* start Raw data *

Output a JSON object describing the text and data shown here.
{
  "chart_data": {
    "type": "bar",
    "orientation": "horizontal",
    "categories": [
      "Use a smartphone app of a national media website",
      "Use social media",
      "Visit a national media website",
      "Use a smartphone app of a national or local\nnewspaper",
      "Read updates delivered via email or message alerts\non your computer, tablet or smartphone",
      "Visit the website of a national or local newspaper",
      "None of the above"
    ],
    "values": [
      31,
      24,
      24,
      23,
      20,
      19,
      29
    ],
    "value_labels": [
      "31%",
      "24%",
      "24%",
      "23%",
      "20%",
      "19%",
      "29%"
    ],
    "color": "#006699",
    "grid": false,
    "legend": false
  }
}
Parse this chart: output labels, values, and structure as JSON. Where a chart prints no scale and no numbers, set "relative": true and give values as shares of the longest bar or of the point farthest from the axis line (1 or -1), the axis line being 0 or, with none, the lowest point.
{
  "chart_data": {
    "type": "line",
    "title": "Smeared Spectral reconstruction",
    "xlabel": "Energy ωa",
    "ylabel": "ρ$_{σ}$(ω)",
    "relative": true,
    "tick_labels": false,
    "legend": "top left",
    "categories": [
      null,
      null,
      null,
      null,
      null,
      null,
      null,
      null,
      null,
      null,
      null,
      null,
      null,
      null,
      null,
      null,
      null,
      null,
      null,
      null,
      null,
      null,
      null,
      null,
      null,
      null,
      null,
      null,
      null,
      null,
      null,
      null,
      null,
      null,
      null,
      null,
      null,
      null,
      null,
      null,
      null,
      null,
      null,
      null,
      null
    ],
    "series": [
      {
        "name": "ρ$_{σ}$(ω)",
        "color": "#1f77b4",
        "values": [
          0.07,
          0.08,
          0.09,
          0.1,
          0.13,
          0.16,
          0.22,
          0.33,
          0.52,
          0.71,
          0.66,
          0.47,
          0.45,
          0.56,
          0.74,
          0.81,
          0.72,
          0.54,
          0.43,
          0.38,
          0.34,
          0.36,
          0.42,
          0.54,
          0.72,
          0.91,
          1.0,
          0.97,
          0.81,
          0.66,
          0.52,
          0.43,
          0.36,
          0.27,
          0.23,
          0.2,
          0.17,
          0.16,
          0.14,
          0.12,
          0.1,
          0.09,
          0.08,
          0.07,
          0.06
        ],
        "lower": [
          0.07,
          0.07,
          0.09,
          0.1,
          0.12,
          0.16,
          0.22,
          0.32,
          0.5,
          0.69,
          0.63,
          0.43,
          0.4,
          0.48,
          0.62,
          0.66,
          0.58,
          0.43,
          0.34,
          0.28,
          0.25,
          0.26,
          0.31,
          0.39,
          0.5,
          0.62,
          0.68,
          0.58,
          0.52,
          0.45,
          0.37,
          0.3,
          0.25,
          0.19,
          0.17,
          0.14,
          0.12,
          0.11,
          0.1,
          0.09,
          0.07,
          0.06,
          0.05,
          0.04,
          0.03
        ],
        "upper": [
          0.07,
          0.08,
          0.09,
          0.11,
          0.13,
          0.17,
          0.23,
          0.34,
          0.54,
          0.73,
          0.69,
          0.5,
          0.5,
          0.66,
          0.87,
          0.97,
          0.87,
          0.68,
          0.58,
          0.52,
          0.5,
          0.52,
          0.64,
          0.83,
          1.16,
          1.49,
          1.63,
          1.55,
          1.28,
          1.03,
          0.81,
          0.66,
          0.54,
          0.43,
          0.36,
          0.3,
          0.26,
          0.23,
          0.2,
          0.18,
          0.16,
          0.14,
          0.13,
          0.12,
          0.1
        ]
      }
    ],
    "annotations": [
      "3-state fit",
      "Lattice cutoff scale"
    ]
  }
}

* end Raw data *

== Short problem ==
Extract all of the data exactly as written.

== Response to this task ==
Output a JSON object describing the text and data shown here.
{
  "chart_data": {
    "type": "bar",
    "orientation": "horizontal",
    "categories": [
      "Use a smartphone app of a national media website",
      "Use social media",
      "Visit a national media website",
      "Use a smartphone app of a national or local\nnewspaper",
      "Read updates delivered via email or message alerts\non your computer, tablet or smartphone",
      "Visit the website of a national or local newspaper",
      "None of the above"
    ],
    "values": [
      31,
      24,
      24,
      23,
      20,
      19,
      29
    ],
    "value_labels": [
      "31%",
      "24%",
      "24%",
      "23%",
      "20%",
      "19%",
      "29%"
    ],
    "color": "#006699",
    "grid": false,
    "legend": false
  }
}
Parse this chart: output labels, values, and structure as JSON. Where a chart prints no scale and no numbers, set "relative": true and give values as shares of the longest bar or of the point farthest from the axis line (1 or -1), the axis line being 0 or, with none, the lowest point.
{
  "chart_data": {
    "type": "line",
    "title": "Smeared Spectral reconstruction",
    "xlabel": "Energy ωa",
    "ylabel": "ρ$_{σ}$(ω)",
    "relative": true,
    "tick_labels": false,
    "legend": "top left",
    "categories": [
      null,
      null,
      null,
      null,
      null,
      null,
      null,
      null,
      null,
      null,
      null,
      null,
      null,
      null,
      null,
      null,
      null,
      null,
      null,
      null,
      null,
      null,
      null,
      null,
      null,
      null,
      null,
      null,
      null,
      null,
      null,
      null,
      null,
      null,
      null,
      null,
      null,
      null,
      null,
      null,
      null,
      null,
      null,
      null,
      null
    ],
    "series": [
      {
        "name": "ρ$_{σ}$(ω)",
        "color": "#1f77b4",
        "values": [
          0.07,
          0.08,
          0.09,
          0.1,
          0.13,
          0.16,
          0.22,
          0.33,
          0.52,
          0.71,
          0.66,
          0.47,
          0.45,
          0.56,
          0.74,
          0.81,
          0.72,
          0.54,
          0.43,
          0.38,
          0.34,
          0.36,
          0.42,
          0.54,
          0.72,
          0.91,
          1.0,
          0.97,
          0.81,
          0.66,
          0.52,
          0.43,
          0.36,
          0.27,
          0.23,
          0.2,
          0.17,
          0.16,
          0.14,
          0.12,
          0.1,
          0.09,
          0.08,
          0.07,
          0.06
        ],
        "lower": [
          0.07,
          0.07,
          0.09,
          0.1,
          0.12,
          0.16,
          0.22,
          0.32,
          0.5,
          0.69,
          0.63,
          0.43,
          0.4,
          0.48,
          0.62,
          0.66,
          0.58,
          0.43,
          0.34,
          0.28,
          0.25,
          0.26,
          0.31,
          0.39,
          0.5,
          0.62,
          0.68,
          0.58,
          0.52,
          0.45,
          0.37,
          0.3,
          0.25,
          0.19,
          0.17,
          0.14,
          0.12,
          0.11,
          0.1,
          0.09,
          0.07,
          0.06,
          0.05,
          0.04,
          0.03
        ],
        "upper": [
          0.07,
          0.08,
          0.09,
          0.11,
          0.13,
          0.17,
          0.23,
          0.34,
          0.54,
          0.73,
          0.69,
          0.5,
          0.5,
          0.66,
          0.87,
          0.97,
          0.87,
          0.68,
          0.58,
          0.52,
          0.5,
          0.52,
          0.64,
          0.83,
          1.16,
          1.49,
          1.63,
          1.55,
          1.28,
          1.03,
          0.81,
          0.66,
          0.54,
          0.43,
          0.36,
          0.3,
          0.26,
          0.23,
          0.2,
          0.18,
          0.16,
          0.14,
          0.13,
          0.12,
          0.1
        ]
      }
    ],
    "annotations": [
      "3-state fit",
      "Lattice cutoff scale"
    ]
  }
}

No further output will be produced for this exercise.